_Your goal:_ Show all lines holding the string "spéciales".

_Provided information:_
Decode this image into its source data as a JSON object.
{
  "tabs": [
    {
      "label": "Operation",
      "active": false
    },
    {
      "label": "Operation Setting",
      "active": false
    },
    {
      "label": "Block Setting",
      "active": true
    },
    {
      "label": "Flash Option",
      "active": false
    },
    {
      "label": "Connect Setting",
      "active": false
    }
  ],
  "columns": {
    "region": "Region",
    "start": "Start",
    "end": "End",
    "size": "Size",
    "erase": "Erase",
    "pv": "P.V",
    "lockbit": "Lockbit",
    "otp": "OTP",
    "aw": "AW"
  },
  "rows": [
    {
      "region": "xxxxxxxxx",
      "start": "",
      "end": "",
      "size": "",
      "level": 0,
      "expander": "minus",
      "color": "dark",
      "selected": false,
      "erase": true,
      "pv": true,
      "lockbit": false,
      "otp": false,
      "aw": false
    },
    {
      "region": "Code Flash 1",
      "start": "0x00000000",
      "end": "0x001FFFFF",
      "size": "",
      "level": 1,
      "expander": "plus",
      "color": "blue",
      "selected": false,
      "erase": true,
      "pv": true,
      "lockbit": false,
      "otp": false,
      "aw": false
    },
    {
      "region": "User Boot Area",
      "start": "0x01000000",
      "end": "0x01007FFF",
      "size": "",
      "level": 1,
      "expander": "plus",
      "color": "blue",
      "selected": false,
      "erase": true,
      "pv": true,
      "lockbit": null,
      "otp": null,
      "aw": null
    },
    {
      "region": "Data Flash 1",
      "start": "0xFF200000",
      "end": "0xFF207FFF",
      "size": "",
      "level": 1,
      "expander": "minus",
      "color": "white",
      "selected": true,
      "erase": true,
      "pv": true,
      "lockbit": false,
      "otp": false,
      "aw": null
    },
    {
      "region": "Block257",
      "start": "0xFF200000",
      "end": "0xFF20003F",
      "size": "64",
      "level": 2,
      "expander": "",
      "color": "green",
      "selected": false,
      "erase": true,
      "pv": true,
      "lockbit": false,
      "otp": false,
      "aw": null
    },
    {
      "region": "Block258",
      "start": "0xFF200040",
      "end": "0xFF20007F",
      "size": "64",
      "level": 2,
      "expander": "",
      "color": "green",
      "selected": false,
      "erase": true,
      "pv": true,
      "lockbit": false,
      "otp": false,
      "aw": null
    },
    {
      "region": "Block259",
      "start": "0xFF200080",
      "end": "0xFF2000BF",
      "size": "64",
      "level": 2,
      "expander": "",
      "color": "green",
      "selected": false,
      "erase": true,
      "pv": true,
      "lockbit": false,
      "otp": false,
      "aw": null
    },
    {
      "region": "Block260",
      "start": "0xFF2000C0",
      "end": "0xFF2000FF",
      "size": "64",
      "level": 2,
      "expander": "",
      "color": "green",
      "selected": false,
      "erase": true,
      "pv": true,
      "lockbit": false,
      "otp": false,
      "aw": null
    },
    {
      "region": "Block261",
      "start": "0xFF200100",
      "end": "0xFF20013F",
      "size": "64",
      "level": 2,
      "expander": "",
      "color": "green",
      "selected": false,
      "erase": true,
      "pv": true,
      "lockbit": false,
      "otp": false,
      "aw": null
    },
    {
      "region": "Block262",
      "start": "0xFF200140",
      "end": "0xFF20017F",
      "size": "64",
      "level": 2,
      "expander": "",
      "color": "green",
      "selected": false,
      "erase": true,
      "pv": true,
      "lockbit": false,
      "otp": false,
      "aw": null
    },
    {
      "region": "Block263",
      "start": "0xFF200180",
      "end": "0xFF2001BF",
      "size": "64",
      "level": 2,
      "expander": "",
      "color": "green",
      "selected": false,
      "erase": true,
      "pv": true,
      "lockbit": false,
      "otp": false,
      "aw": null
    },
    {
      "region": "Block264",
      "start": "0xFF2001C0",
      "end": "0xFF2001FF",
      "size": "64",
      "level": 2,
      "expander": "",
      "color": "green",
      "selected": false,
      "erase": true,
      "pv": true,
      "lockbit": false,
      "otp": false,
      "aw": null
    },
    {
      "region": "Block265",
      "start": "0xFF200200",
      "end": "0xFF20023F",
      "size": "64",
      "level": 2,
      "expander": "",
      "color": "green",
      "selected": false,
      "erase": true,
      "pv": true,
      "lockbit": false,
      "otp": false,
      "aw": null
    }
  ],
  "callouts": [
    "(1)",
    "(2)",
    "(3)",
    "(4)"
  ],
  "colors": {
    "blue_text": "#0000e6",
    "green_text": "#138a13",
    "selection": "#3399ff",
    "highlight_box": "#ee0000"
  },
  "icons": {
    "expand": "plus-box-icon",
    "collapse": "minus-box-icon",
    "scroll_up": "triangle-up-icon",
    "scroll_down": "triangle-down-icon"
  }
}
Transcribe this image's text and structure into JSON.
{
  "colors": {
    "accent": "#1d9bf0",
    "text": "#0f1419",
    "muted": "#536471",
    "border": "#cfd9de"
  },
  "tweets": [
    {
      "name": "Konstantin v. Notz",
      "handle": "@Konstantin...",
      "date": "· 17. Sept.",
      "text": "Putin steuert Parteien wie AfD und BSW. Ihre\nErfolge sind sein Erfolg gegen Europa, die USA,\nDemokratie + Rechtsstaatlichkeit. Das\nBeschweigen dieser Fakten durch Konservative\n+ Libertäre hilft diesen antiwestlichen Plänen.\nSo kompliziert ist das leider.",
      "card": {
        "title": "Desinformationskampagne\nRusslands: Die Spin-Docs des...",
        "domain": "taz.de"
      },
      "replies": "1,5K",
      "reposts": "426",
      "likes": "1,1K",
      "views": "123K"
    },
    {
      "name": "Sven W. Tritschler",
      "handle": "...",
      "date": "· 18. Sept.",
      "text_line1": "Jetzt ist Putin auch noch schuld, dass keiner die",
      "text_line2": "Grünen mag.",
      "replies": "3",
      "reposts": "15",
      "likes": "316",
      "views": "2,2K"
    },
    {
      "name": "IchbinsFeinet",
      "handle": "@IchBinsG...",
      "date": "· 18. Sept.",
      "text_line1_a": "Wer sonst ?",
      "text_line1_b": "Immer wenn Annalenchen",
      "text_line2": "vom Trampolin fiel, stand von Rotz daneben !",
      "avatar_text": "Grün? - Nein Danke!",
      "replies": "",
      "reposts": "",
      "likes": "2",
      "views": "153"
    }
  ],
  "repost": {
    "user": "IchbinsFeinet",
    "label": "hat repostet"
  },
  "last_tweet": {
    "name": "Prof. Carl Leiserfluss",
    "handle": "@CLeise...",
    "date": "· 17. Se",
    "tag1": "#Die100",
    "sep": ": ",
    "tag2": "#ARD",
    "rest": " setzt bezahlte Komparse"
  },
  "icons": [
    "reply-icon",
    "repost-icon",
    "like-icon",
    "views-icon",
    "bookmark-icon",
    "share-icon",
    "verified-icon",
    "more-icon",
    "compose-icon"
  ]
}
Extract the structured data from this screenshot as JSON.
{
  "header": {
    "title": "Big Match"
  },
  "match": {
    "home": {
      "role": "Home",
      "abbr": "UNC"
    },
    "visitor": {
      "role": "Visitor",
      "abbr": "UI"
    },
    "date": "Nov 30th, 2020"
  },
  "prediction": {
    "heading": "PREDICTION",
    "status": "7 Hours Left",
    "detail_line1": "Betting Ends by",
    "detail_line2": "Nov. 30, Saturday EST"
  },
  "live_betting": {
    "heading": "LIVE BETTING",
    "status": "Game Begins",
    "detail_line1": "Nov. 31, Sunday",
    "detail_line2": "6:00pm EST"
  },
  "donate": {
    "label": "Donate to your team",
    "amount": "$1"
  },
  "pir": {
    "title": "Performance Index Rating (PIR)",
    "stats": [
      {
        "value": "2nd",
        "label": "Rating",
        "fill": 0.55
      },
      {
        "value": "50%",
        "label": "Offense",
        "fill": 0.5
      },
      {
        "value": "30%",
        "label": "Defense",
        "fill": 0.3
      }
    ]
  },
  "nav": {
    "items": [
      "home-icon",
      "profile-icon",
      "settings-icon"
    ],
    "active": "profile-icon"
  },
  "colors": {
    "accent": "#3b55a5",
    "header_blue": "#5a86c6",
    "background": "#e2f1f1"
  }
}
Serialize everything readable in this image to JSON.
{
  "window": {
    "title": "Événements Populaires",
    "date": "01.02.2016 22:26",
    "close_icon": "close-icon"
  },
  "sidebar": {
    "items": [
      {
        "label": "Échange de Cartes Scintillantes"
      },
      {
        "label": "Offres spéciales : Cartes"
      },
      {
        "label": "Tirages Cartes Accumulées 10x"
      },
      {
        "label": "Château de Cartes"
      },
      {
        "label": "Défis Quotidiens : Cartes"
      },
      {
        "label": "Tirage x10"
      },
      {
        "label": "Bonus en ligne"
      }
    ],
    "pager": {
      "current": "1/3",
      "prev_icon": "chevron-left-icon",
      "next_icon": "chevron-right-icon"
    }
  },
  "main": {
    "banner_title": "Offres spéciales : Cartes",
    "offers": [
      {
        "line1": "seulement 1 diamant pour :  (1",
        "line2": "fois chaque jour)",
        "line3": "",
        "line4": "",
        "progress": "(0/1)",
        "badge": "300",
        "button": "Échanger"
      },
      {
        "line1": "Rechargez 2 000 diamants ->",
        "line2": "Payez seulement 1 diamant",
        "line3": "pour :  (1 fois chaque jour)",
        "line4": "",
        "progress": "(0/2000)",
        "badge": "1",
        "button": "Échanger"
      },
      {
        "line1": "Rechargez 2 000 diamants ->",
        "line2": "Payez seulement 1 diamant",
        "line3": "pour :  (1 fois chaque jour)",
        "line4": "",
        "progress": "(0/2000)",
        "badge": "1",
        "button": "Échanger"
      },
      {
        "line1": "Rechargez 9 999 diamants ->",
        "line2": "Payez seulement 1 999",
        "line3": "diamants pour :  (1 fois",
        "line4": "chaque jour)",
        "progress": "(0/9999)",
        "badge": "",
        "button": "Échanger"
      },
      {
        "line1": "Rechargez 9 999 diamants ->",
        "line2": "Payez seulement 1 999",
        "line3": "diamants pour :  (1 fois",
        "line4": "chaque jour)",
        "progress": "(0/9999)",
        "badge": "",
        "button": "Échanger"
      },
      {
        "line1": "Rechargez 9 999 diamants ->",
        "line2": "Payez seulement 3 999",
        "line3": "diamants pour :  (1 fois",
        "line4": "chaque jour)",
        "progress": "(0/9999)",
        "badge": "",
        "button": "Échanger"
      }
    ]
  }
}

_Worked answer:_
        "label": "Offres spéciales : Cartes"
    "banner_title": "Offres spéciales : Cartes",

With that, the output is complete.